— Exercise —
Scan the data below for the string "menjadi". Copy every line where it appears.
-- start of Supplied records --
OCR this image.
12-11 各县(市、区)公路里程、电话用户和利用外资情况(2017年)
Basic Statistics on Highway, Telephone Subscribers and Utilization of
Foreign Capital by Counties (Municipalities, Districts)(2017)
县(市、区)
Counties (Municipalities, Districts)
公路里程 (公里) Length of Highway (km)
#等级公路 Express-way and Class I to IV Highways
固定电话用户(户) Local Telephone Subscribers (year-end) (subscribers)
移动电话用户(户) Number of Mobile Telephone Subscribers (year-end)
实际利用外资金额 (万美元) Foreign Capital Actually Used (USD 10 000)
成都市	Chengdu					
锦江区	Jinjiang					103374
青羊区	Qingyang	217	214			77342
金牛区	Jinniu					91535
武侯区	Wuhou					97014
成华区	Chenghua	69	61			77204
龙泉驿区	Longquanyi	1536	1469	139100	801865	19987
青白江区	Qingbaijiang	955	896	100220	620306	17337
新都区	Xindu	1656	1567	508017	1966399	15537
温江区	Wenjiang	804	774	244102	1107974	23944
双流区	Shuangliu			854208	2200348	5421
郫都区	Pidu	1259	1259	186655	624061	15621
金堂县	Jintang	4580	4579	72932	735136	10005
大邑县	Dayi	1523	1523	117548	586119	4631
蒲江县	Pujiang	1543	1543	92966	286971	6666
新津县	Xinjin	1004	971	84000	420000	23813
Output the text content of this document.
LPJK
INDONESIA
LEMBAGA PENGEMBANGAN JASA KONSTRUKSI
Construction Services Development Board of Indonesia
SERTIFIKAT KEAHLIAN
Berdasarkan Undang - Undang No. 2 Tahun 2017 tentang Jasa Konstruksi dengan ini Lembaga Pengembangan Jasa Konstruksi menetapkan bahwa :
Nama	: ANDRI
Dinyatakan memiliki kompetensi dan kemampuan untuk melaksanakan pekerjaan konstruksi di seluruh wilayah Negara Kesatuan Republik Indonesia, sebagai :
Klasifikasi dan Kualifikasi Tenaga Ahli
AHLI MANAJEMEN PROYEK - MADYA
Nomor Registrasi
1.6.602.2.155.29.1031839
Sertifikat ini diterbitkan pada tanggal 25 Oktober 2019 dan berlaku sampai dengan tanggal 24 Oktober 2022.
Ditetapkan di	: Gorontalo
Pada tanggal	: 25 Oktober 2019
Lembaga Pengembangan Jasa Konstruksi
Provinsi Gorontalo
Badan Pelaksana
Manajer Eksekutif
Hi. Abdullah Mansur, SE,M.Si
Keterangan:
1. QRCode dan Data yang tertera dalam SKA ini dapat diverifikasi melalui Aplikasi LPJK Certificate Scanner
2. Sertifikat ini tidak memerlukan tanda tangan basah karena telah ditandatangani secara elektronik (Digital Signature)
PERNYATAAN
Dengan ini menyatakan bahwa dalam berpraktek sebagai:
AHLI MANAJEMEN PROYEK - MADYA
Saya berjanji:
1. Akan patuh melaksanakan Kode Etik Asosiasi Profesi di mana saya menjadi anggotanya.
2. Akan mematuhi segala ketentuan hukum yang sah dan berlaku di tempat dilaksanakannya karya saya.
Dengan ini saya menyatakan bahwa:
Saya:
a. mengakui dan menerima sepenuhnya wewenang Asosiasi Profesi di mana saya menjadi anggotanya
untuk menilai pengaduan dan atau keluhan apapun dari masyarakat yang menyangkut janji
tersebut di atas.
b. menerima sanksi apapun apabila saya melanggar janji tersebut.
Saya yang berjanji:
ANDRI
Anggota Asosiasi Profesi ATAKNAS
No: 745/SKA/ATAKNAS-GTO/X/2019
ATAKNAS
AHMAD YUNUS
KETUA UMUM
-- end of Supplied records --
-- start of Supplied records --
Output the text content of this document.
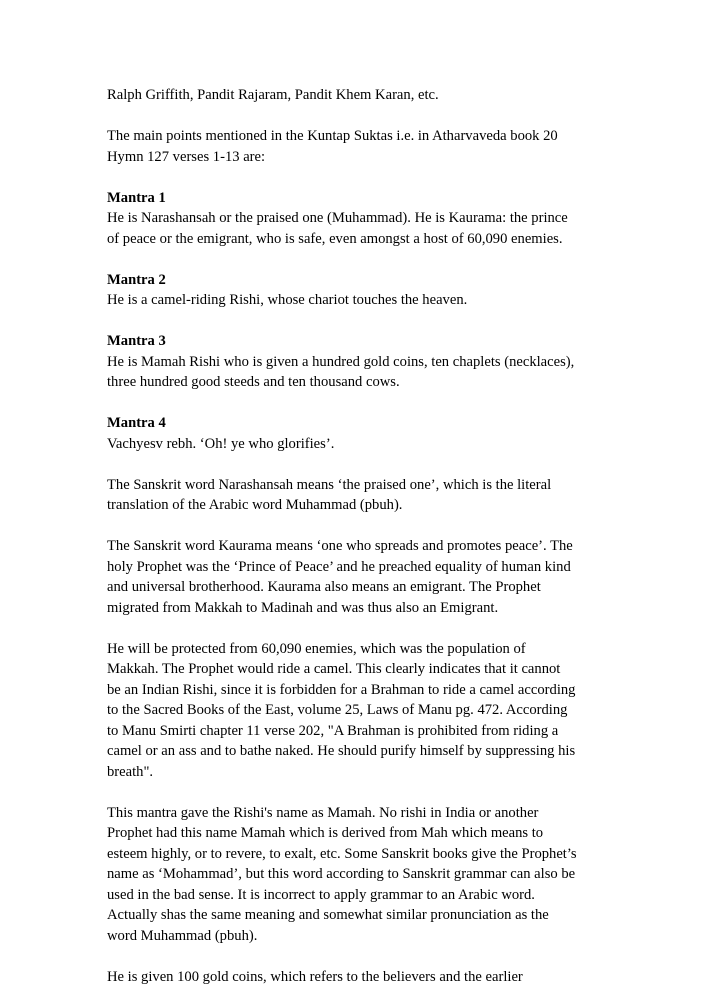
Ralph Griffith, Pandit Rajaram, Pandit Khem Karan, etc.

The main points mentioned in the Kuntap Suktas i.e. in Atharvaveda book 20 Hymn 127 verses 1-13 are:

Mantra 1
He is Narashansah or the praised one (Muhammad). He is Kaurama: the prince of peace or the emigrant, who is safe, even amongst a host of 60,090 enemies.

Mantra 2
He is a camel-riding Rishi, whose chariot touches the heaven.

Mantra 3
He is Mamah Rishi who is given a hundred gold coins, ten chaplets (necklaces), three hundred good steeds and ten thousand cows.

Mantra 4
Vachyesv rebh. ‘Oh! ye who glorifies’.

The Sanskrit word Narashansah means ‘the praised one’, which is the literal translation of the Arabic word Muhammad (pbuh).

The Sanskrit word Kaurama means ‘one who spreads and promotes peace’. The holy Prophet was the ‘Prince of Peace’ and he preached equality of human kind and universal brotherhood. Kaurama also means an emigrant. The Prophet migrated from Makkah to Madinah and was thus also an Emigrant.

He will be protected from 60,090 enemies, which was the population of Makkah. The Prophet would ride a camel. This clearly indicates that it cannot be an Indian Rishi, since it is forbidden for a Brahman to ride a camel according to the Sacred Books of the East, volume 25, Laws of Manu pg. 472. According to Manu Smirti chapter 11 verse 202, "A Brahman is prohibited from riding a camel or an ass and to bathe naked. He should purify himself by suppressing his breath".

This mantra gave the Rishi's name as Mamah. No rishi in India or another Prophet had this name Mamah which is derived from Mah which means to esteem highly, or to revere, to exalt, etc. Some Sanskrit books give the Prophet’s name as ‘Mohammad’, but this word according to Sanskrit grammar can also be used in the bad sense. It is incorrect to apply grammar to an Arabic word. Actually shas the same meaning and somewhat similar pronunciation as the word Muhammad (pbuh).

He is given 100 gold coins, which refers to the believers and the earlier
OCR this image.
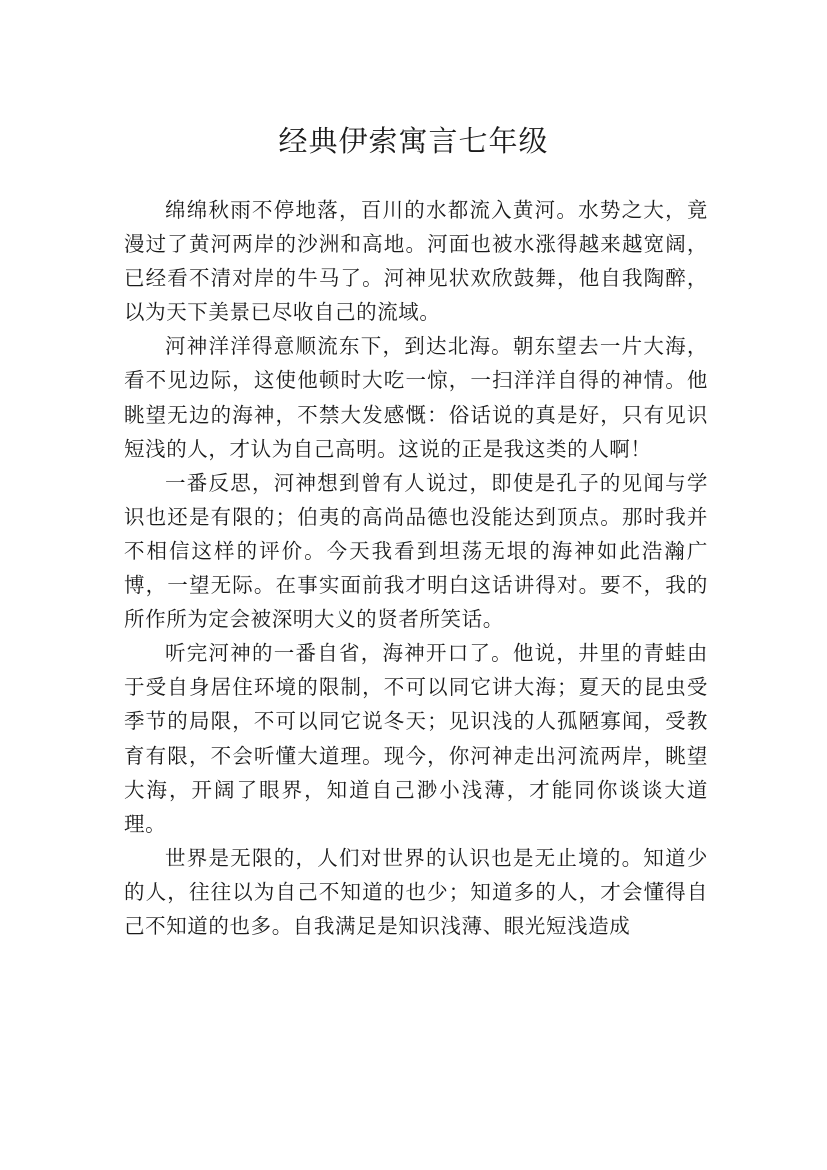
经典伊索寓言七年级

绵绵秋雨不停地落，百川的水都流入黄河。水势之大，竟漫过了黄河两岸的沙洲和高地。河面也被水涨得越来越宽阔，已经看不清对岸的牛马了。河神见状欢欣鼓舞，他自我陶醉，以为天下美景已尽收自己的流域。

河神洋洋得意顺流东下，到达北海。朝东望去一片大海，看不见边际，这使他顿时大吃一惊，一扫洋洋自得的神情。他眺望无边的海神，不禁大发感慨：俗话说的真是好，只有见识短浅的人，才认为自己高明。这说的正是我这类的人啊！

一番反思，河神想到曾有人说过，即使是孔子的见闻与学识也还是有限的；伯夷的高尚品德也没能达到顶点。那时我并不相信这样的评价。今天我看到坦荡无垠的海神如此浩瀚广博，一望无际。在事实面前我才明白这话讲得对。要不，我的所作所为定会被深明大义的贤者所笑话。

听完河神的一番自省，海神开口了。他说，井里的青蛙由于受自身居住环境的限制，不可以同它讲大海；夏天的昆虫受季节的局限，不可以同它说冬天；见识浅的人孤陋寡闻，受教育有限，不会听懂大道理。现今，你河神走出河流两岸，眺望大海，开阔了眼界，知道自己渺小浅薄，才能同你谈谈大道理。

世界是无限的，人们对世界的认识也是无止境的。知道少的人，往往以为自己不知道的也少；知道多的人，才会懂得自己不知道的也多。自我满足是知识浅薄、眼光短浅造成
-- end of Supplied records --
-- start of Supplied records --
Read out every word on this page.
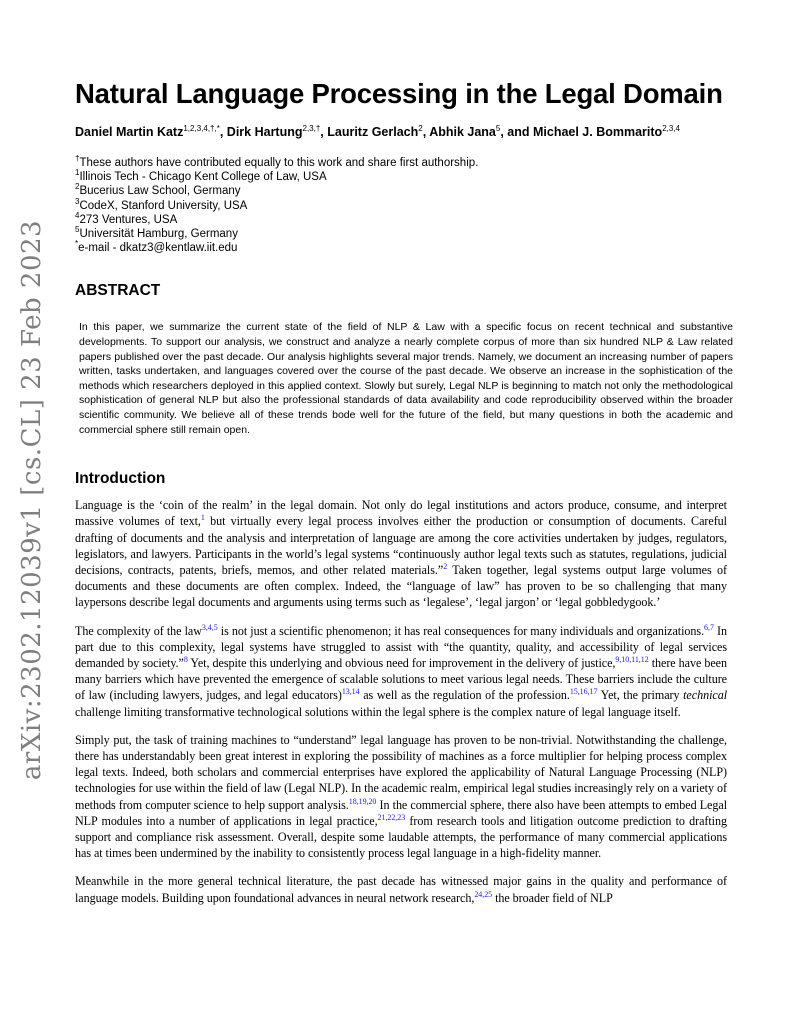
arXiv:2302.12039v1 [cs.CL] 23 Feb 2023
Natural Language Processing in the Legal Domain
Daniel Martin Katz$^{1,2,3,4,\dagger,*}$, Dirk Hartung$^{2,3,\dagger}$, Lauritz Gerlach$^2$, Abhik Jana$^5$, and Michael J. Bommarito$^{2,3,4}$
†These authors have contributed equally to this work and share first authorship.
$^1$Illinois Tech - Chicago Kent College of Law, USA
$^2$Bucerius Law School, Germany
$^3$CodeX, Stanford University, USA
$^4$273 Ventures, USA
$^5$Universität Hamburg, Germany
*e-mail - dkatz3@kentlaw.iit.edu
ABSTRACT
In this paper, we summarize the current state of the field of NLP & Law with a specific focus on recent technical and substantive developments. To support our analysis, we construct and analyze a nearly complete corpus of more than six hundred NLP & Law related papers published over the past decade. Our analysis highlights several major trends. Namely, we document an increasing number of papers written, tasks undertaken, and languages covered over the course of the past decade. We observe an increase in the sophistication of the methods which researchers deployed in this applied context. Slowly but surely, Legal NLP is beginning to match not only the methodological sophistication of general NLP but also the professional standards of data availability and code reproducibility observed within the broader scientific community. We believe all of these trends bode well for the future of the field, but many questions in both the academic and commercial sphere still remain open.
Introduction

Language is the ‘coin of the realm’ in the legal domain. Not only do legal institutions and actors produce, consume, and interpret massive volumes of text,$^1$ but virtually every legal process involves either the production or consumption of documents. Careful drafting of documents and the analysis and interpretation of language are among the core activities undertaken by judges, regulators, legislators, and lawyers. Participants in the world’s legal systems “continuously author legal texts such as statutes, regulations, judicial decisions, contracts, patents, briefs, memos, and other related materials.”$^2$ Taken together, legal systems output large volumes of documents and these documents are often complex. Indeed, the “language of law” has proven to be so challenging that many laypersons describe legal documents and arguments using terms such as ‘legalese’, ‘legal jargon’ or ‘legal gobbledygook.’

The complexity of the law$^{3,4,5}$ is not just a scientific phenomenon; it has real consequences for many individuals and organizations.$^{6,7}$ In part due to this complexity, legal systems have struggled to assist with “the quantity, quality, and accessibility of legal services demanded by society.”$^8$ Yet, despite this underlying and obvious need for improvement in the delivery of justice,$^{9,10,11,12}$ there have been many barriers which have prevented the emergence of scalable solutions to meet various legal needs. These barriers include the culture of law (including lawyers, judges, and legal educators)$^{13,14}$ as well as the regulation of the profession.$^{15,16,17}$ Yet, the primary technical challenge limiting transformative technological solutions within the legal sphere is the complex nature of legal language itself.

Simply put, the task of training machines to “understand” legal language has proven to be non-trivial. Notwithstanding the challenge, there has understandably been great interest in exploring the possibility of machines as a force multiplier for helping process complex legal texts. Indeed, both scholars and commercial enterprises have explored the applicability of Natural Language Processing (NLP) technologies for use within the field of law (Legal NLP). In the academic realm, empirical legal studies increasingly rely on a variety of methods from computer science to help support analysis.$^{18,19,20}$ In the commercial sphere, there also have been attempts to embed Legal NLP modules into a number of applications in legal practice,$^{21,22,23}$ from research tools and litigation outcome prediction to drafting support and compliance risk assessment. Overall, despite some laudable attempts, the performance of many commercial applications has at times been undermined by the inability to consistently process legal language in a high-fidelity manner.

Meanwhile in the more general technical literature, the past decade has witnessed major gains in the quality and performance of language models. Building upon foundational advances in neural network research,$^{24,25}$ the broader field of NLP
-- end of Supplied records --
— The solution —
1. Akan patuh melaksanakan Kode Etik Asosiasi Profesi di mana saya menjadi anggotanya.
a. mengakui dan menerima sepenuhnya wewenang Asosiasi Profesi di mana saya menjadi anggotanya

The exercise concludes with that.